Chart and figure data
______

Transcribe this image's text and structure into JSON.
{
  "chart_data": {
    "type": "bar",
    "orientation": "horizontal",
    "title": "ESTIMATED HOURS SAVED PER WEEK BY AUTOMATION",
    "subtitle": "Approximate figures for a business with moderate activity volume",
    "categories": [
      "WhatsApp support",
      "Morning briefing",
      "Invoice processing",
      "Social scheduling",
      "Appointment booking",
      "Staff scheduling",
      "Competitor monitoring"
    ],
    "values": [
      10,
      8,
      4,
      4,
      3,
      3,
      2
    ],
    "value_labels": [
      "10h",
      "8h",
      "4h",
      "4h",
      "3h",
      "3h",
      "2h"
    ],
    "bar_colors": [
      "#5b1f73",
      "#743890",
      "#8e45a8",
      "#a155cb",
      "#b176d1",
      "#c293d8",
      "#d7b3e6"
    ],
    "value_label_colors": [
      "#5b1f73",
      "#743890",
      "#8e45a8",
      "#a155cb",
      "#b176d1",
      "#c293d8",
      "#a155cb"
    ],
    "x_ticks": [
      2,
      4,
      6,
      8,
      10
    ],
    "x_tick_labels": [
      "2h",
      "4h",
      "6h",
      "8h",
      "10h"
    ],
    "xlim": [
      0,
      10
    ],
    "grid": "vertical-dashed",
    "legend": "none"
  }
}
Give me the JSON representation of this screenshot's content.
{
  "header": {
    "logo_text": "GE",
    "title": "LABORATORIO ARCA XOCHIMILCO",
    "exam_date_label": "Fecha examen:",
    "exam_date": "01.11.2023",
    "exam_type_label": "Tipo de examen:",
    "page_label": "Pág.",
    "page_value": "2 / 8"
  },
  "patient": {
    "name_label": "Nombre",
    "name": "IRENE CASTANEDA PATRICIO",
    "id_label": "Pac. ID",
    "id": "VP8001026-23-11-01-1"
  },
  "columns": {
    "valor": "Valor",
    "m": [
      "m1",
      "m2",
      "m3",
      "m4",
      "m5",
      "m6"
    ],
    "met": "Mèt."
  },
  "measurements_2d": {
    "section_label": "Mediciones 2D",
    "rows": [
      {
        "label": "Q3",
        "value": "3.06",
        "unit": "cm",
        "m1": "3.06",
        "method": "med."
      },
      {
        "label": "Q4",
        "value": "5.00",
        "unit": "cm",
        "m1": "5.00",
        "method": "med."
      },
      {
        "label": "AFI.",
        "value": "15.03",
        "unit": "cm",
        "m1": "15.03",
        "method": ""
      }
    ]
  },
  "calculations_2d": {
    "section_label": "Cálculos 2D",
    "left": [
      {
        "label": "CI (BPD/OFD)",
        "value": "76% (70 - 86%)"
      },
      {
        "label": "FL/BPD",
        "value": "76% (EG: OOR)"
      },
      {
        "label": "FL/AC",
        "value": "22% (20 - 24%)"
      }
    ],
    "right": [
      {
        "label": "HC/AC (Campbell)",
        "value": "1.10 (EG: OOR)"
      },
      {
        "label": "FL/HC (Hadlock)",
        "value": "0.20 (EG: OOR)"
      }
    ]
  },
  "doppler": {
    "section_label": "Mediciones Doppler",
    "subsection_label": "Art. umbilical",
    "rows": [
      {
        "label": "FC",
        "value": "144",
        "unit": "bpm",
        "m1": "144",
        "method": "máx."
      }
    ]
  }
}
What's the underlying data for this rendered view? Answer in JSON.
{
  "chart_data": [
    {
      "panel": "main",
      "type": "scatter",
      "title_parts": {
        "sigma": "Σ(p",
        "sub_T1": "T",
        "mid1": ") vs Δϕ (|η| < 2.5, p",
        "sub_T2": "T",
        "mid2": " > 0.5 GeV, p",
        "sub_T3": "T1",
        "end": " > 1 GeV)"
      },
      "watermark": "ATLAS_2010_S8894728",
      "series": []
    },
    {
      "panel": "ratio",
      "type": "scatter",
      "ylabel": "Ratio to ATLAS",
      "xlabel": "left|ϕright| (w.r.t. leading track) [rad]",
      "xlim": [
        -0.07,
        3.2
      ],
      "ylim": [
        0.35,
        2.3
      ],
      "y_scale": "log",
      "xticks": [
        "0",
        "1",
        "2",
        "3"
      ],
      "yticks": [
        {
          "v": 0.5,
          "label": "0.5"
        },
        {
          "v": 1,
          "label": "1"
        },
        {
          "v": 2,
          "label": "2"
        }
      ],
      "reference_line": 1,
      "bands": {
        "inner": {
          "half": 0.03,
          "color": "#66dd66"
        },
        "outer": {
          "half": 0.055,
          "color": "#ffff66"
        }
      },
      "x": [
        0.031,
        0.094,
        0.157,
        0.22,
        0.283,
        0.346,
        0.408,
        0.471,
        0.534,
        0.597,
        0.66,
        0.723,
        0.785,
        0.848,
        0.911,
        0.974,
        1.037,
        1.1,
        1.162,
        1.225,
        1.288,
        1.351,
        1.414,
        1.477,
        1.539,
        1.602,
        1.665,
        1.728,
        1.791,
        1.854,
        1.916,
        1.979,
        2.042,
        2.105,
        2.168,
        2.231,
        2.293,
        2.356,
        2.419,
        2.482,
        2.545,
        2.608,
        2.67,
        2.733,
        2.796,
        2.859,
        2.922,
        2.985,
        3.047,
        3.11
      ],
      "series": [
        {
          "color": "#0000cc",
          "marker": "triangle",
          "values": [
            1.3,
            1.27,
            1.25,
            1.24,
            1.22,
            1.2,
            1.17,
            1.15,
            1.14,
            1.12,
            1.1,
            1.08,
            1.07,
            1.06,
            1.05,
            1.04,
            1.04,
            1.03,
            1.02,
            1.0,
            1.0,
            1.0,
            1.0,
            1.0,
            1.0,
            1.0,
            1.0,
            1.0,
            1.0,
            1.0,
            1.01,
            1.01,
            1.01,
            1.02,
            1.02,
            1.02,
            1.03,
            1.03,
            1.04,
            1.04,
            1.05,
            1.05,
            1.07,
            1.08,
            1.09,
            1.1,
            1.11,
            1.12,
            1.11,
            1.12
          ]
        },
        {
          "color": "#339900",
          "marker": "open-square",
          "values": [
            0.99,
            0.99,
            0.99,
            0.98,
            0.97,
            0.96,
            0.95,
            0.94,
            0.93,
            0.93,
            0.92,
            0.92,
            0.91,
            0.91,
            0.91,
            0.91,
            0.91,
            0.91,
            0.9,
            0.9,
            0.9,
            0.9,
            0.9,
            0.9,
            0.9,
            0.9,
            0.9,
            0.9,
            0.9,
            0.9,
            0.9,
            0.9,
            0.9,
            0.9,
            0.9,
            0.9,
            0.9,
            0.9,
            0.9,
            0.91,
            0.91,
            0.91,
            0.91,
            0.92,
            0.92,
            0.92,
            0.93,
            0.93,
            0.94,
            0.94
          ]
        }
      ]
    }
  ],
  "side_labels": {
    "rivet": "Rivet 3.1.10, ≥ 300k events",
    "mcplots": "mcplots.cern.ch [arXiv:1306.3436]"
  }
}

______

#### [WHAT TO PRODUCE]
Repeat back the data above, exact to the last character.

#### [FULL OUTPUT]
Transcribe this image's text and structure into JSON.
{
  "chart_data": {
    "type": "bar",
    "orientation": "horizontal",
    "title": "ESTIMATED HOURS SAVED PER WEEK BY AUTOMATION",
    "subtitle": "Approximate figures for a business with moderate activity volume",
    "categories": [
      "WhatsApp support",
      "Morning briefing",
      "Invoice processing",
      "Social scheduling",
      "Appointment booking",
      "Staff scheduling",
      "Competitor monitoring"
    ],
    "values": [
      10,
      8,
      4,
      4,
      3,
      3,
      2
    ],
    "value_labels": [
      "10h",
      "8h",
      "4h",
      "4h",
      "3h",
      "3h",
      "2h"
    ],
    "bar_colors": [
      "#5b1f73",
      "#743890",
      "#8e45a8",
      "#a155cb",
      "#b176d1",
      "#c293d8",
      "#d7b3e6"
    ],
    "value_label_colors": [
      "#5b1f73",
      "#743890",
      "#8e45a8",
      "#a155cb",
      "#b176d1",
      "#c293d8",
      "#a155cb"
    ],
    "x_ticks": [
      2,
      4,
      6,
      8,
      10
    ],
    "x_tick_labels": [
      "2h",
      "4h",
      "6h",
      "8h",
      "10h"
    ],
    "xlim": [
      0,
      10
    ],
    "grid": "vertical-dashed",
    "legend": "none"
  }
}
Give me the JSON representation of this screenshot's content.
{
  "header": {
    "logo_text": "GE",
    "title": "LABORATORIO ARCA XOCHIMILCO",
    "exam_date_label": "Fecha examen:",
    "exam_date": "01.11.2023",
    "exam_type_label": "Tipo de examen:",
    "page_label": "Pág.",
    "page_value": "2 / 8"
  },
  "patient": {
    "name_label": "Nombre",
    "name": "IRENE CASTANEDA PATRICIO",
    "id_label": "Pac. ID",
    "id": "VP8001026-23-11-01-1"
  },
  "columns": {
    "valor": "Valor",
    "m": [
      "m1",
      "m2",
      "m3",
      "m4",
      "m5",
      "m6"
    ],
    "met": "Mèt."
  },
  "measurements_2d": {
    "section_label": "Mediciones 2D",
    "rows": [
      {
        "label": "Q3",
        "value": "3.06",
        "unit": "cm",
        "m1": "3.06",
        "method": "med."
      },
      {
        "label": "Q4",
        "value": "5.00",
        "unit": "cm",
        "m1": "5.00",
        "method": "med."
      },
      {
        "label": "AFI.",
        "value": "15.03",
        "unit": "cm",
        "m1": "15.03",
        "method": ""
      }
    ]
  },
  "calculations_2d": {
    "section_label": "Cálculos 2D",
    "left": [
      {
        "label": "CI (BPD/OFD)",
        "value": "76% (70 - 86%)"
      },
      {
        "label": "FL/BPD",
        "value": "76% (EG: OOR)"
      },
      {
        "label": "FL/AC",
        "value": "22% (20 - 24%)"
      }
    ],
    "right": [
      {
        "label": "HC/AC (Campbell)",
        "value": "1.10 (EG: OOR)"
      },
      {
        "label": "FL/HC (Hadlock)",
        "value": "0.20 (EG: OOR)"
      }
    ]
  },
  "doppler": {
    "section_label": "Mediciones Doppler",
    "subsection_label": "Art. umbilical",
    "rows": [
      {
        "label": "FC",
        "value": "144",
        "unit": "bpm",
        "m1": "144",
        "method": "máx."
      }
    ]
  }
}
What's the underlying data for this rendered view? Answer in JSON.
{
  "chart_data": [
    {
      "panel": "main",
      "type": "scatter",
      "title_parts": {
        "sigma": "Σ(p",
        "sub_T1": "T",
        "mid1": ") vs Δϕ (|η| < 2.5, p",
        "sub_T2": "T",
        "mid2": " > 0.5 GeV, p",
        "sub_T3": "T1",
        "end": " > 1 GeV)"
      },
      "watermark": "ATLAS_2010_S8894728",
      "series": []
    },
    {
      "panel": "ratio",
      "type": "scatter",
      "ylabel": "Ratio to ATLAS",
      "xlabel": "left|ϕright| (w.r.t. leading track) [rad]",
      "xlim": [
        -0.07,
        3.2
      ],
      "ylim": [
        0.35,
        2.3
      ],
      "y_scale": "log",
      "xticks": [
        "0",
        "1",
        "2",
        "3"
      ],
      "yticks": [
        {
          "v": 0.5,
          "label": "0.5"
        },
        {
          "v": 1,
          "label": "1"
        },
        {
          "v": 2,
          "label": "2"
        }
      ],
      "reference_line": 1,
      "bands": {
        "inner": {
          "half": 0.03,
          "color": "#66dd66"
        },
        "outer": {
          "half": 0.055,
          "color": "#ffff66"
        }
      },
      "x": [
        0.031,
        0.094,
        0.157,
        0.22,
        0.283,
        0.346,
        0.408,
        0.471,
        0.534,
        0.597,
        0.66,
        0.723,
        0.785,
        0.848,
        0.911,
        0.974,
        1.037,
        1.1,
        1.162,
        1.225,
        1.288,
        1.351,
        1.414,
        1.477,
        1.539,
        1.602,
        1.665,
        1.728,
        1.791,
        1.854,
        1.916,
        1.979,
        2.042,
        2.105,
        2.168,
        2.231,
        2.293,
        2.356,
        2.419,
        2.482,
        2.545,
        2.608,
        2.67,
        2.733,
        2.796,
        2.859,
        2.922,
        2.985,
        3.047,
        3.11
      ],
      "series": [
        {
          "color": "#0000cc",
          "marker": "triangle",
          "values": [
            1.3,
            1.27,
            1.25,
            1.24,
            1.22,
            1.2,
            1.17,
            1.15,
            1.14,
            1.12,
            1.1,
            1.08,
            1.07,
            1.06,
            1.05,
            1.04,
            1.04,
            1.03,
            1.02,
            1.0,
            1.0,
            1.0,
            1.0,
            1.0,
            1.0,
            1.0,
            1.0,
            1.0,
            1.0,
            1.0,
            1.01,
            1.01,
            1.01,
            1.02,
            1.02,
            1.02,
            1.03,
            1.03,
            1.04,
            1.04,
            1.05,
            1.05,
            1.07,
            1.08,
            1.09,
            1.1,
            1.11,
            1.12,
            1.11,
            1.12
          ]
        },
        {
          "color": "#339900",
          "marker": "open-square",
          "values": [
            0.99,
            0.99,
            0.99,
            0.98,
            0.97,
            0.96,
            0.95,
            0.94,
            0.93,
            0.93,
            0.92,
            0.92,
            0.91,
            0.91,
            0.91,
            0.91,
            0.91,
            0.91,
            0.9,
            0.9,
            0.9,
            0.9,
            0.9,
            0.9,
            0.9,
            0.9,
            0.9,
            0.9,
            0.9,
            0.9,
            0.9,
            0.9,
            0.9,
            0.9,
            0.9,
            0.9,
            0.9,
            0.9,
            0.9,
            0.91,
            0.91,
            0.91,
            0.91,
            0.92,
            0.92,
            0.92,
            0.93,
            0.93,
            0.94,
            0.94
          ]
        }
      ]
    }
  ],
  "side_labels": {
    "rivet": "Rivet 3.1.10, ≥ 300k events",
    "mcplots": "mcplots.cern.ch [arXiv:1306.3436]"
  }
}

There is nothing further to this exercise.